Short task:
Report each line of the data that has "outer" somewhere in it.

[START OF Data entries]

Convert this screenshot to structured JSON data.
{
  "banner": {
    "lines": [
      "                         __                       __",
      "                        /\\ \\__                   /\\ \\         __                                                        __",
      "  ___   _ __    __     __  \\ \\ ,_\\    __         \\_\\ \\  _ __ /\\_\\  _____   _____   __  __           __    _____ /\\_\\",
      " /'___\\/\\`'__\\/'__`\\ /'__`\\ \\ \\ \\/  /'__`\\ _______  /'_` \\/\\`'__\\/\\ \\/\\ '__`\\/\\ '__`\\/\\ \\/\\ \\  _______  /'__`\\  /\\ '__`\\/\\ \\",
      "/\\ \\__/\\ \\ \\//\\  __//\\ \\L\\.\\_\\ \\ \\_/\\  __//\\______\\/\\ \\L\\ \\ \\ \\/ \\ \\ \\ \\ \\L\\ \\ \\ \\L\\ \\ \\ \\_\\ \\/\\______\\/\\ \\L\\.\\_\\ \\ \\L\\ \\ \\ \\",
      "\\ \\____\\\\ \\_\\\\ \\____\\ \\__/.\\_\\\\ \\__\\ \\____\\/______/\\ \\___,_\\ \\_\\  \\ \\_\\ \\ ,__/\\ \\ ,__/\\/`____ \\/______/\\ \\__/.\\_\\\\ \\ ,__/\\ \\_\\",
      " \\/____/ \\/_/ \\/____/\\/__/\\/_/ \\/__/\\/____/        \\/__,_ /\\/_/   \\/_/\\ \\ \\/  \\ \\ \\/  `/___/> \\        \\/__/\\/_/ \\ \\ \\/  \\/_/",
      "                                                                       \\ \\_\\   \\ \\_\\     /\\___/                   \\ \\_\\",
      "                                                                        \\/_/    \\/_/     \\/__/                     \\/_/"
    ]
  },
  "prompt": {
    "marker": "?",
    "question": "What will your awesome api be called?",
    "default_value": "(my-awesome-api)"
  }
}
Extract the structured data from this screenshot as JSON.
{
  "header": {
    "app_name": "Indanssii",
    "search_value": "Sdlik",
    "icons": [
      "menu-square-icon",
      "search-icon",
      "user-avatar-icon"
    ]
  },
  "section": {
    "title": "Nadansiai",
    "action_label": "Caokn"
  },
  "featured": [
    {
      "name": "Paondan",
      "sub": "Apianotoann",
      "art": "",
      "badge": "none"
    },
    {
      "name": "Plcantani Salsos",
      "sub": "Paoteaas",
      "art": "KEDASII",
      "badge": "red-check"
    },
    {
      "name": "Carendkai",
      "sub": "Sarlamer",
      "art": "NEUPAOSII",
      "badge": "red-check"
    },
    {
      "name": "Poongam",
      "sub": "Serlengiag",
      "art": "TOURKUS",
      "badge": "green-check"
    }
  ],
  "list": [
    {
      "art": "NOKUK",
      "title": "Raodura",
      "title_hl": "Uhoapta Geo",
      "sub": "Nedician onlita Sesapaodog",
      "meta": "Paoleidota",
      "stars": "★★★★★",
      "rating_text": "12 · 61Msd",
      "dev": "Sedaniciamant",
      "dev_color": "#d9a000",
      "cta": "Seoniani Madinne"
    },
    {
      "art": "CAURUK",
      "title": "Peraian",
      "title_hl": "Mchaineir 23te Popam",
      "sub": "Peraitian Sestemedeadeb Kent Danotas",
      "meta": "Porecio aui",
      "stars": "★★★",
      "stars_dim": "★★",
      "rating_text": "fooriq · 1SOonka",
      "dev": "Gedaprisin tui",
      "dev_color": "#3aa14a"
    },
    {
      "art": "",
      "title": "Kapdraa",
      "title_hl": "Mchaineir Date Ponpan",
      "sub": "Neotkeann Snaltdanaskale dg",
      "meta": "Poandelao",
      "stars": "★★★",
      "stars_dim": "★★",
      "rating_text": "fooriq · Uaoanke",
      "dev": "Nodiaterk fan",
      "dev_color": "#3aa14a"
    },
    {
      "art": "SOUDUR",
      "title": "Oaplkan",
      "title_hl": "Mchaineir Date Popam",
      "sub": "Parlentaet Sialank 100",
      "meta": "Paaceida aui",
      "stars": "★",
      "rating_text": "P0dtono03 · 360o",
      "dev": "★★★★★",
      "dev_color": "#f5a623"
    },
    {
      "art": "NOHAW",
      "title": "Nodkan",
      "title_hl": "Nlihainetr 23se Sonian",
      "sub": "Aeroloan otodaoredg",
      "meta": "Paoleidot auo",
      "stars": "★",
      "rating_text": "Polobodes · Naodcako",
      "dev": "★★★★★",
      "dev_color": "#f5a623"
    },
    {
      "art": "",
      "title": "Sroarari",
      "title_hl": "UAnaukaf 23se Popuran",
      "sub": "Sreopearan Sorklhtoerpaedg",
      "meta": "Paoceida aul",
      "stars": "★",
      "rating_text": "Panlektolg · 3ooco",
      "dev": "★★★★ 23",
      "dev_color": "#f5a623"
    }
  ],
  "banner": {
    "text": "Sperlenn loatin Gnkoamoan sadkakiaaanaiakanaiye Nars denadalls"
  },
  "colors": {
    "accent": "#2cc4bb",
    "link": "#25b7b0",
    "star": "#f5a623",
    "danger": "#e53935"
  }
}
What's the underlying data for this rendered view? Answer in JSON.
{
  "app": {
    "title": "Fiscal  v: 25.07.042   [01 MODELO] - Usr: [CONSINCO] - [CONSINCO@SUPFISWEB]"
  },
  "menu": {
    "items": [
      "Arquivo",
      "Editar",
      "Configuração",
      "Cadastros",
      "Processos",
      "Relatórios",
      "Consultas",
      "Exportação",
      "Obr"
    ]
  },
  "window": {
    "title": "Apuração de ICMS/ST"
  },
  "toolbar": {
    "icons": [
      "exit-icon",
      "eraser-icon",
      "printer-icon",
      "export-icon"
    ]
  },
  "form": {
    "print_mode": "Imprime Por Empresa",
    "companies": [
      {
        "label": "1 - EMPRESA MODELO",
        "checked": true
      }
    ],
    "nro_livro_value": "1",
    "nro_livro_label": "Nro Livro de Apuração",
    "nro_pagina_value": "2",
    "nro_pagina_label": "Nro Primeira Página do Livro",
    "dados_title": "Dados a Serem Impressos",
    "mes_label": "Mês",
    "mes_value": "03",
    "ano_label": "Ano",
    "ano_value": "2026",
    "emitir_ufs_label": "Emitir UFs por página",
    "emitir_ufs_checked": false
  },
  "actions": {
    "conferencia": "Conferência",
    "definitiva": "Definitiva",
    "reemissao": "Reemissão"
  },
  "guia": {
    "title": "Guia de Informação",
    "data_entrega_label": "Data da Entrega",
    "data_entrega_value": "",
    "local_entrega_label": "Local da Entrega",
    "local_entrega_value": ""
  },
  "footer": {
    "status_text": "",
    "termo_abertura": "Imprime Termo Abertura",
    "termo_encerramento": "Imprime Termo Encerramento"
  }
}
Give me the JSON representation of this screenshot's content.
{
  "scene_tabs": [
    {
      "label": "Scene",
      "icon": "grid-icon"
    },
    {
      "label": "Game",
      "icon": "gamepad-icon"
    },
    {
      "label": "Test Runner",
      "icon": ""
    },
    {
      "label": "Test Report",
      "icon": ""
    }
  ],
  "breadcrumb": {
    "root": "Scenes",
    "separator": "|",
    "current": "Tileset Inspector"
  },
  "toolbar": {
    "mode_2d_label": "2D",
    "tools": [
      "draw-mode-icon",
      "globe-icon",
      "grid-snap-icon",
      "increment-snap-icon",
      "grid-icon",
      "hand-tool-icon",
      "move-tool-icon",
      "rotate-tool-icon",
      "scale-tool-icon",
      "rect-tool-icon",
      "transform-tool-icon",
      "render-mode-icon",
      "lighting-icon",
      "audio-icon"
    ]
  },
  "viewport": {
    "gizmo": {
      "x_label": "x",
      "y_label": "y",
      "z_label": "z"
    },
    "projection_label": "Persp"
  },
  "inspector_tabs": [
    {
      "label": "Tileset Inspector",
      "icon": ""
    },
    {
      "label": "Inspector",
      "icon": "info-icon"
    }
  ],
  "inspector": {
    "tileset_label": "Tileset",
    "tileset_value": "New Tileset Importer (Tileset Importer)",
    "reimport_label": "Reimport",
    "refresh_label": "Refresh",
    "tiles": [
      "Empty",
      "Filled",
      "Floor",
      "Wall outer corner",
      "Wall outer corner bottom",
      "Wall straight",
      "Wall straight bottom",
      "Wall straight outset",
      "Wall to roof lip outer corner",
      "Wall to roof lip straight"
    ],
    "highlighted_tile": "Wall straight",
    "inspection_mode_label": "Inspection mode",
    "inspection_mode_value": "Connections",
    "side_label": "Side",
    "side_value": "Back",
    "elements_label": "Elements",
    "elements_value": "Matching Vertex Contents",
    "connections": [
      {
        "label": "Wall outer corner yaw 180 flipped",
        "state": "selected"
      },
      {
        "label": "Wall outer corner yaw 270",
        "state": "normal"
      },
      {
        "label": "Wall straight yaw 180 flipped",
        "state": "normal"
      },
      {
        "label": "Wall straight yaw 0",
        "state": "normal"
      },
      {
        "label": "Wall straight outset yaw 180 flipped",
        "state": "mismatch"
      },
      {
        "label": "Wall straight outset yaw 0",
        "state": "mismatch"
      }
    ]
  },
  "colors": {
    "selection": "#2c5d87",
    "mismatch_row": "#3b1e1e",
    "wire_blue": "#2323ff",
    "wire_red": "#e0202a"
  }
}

[END OF Data entries]

Reply:
      "Wall outer corner",
      "Wall outer corner bottom",
      "Wall to roof lip outer corner",
        "label": "Wall outer corner yaw 180 flipped",
        "label": "Wall outer corner yaw 270",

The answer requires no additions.